→ PROMPT:
Show all lines of the listing that hold the word "Distanța".

→ MATERIAL FOR THIS EXERCISE:
§ §

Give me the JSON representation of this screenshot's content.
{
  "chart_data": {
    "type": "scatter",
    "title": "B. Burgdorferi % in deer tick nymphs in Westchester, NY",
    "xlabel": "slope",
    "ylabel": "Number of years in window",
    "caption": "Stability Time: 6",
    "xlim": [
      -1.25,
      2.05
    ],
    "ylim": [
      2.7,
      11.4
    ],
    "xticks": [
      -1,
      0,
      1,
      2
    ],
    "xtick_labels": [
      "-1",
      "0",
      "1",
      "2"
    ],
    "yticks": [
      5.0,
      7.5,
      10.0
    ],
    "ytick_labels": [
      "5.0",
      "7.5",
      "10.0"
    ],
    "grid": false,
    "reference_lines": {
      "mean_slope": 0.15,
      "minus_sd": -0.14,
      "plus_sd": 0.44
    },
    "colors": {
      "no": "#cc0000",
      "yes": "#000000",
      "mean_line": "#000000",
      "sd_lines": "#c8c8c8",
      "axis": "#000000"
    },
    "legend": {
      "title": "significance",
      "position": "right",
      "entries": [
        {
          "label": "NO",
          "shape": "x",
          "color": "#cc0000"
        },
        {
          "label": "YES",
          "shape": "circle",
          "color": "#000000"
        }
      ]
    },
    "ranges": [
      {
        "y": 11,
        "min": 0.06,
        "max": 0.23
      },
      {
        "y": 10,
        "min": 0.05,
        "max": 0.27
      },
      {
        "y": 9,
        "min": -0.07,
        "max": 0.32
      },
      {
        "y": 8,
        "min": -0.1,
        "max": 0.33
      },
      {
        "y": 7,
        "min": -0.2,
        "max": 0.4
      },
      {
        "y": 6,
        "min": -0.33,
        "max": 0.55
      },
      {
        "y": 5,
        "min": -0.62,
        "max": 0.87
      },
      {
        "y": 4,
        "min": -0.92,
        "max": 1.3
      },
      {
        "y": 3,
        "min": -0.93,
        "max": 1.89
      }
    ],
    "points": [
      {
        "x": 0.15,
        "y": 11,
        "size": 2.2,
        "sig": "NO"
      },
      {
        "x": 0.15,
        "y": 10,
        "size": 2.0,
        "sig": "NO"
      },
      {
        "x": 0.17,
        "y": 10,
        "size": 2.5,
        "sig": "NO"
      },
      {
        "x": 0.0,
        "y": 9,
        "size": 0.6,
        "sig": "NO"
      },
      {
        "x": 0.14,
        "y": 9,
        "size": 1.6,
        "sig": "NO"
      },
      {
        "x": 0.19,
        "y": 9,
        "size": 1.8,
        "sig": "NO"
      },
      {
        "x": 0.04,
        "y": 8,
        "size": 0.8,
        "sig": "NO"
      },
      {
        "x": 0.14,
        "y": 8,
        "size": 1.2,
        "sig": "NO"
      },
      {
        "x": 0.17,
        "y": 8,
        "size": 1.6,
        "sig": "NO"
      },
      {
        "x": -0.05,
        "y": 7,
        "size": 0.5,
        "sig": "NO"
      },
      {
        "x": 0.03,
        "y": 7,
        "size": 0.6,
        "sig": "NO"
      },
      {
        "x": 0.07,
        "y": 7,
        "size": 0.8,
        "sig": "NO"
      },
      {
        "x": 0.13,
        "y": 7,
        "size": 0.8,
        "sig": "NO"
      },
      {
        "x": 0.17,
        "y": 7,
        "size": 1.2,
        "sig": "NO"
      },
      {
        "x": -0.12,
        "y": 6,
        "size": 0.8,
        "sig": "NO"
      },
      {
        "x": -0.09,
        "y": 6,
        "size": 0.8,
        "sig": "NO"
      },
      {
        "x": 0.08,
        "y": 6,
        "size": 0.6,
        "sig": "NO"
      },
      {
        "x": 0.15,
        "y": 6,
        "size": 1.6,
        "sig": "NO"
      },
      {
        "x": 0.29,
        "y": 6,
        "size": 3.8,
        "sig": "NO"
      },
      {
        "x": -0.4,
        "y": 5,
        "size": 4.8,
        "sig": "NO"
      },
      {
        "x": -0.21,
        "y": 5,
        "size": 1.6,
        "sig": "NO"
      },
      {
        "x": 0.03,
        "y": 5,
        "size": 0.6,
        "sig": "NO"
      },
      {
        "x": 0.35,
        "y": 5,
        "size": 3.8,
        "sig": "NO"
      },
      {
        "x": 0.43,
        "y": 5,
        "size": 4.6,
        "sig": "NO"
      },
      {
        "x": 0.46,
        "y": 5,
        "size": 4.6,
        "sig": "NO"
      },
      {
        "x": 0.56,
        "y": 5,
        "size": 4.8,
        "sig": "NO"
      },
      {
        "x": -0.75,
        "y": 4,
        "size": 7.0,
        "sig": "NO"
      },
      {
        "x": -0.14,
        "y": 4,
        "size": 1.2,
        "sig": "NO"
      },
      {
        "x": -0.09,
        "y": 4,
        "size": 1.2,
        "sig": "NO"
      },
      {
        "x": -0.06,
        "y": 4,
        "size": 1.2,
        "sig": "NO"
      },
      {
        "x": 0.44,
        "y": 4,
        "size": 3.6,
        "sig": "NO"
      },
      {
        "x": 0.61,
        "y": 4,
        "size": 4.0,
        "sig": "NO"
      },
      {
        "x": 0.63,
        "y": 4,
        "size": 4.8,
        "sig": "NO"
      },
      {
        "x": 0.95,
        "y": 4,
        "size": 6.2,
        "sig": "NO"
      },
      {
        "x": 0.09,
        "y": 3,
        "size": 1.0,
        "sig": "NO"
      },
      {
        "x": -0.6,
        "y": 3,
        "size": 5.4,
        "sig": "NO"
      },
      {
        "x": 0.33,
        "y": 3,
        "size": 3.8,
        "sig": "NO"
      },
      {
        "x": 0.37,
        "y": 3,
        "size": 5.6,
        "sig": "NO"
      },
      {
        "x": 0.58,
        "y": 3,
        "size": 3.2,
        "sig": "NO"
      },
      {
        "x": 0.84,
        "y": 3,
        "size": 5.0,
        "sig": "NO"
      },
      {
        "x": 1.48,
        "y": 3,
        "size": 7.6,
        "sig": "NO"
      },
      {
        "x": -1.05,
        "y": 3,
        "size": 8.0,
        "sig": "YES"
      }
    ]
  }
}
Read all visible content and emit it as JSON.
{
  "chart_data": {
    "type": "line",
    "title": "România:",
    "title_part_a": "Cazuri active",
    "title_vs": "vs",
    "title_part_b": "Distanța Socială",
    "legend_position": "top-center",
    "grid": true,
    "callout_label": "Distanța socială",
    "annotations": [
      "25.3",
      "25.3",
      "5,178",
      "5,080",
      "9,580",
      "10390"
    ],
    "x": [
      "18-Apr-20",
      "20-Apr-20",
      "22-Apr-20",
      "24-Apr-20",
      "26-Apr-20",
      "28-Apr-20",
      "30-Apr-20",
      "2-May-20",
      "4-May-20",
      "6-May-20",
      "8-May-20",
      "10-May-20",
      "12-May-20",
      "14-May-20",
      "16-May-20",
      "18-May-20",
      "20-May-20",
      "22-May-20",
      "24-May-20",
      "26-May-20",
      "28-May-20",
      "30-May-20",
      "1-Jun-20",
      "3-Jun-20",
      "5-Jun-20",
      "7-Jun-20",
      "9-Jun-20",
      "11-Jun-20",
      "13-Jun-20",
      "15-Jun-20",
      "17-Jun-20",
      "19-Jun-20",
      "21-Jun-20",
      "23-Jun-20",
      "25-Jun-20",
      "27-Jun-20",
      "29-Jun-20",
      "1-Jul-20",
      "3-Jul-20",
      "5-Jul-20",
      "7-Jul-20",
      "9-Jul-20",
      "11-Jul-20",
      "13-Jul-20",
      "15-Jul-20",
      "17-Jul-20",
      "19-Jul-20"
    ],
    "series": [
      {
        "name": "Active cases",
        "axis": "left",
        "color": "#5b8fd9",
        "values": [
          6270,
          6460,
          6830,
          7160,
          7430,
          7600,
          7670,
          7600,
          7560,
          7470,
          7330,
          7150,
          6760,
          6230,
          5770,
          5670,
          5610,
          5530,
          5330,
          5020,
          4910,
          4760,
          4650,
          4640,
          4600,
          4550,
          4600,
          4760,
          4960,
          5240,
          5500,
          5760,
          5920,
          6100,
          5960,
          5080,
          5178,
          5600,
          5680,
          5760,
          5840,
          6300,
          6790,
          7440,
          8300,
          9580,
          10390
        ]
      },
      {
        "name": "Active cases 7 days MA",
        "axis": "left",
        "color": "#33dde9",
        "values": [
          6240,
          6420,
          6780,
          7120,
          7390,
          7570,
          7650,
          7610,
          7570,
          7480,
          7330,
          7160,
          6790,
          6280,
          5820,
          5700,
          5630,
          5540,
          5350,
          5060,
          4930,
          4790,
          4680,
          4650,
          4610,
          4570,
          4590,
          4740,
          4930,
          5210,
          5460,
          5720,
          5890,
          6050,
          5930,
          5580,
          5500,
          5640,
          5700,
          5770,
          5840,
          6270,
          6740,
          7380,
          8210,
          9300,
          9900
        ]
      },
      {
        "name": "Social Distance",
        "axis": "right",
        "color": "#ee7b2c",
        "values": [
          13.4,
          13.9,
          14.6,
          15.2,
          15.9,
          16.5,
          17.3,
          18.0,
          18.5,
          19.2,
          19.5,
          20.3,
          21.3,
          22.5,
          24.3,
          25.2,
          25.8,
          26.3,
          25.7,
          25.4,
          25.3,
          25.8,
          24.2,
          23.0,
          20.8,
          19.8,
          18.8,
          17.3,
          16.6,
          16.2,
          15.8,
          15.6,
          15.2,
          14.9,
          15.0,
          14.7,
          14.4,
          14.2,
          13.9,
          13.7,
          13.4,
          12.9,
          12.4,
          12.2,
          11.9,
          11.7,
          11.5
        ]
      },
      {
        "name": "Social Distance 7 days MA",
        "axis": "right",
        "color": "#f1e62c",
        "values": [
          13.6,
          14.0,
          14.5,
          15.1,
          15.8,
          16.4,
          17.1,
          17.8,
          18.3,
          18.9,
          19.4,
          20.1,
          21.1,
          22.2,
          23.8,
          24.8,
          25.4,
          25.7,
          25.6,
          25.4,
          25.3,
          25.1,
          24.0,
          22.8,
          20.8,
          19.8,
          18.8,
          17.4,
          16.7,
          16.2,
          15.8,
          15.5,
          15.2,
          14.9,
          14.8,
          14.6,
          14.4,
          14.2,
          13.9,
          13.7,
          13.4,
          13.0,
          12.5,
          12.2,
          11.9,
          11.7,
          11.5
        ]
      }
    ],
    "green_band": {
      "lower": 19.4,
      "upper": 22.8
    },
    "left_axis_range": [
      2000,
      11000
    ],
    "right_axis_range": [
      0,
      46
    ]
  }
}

§ §

→ SOLUTION TO THIS EXERCISE:
    "title_part_b": "Distanța Socială",
    "callout_label": "Distanța socială",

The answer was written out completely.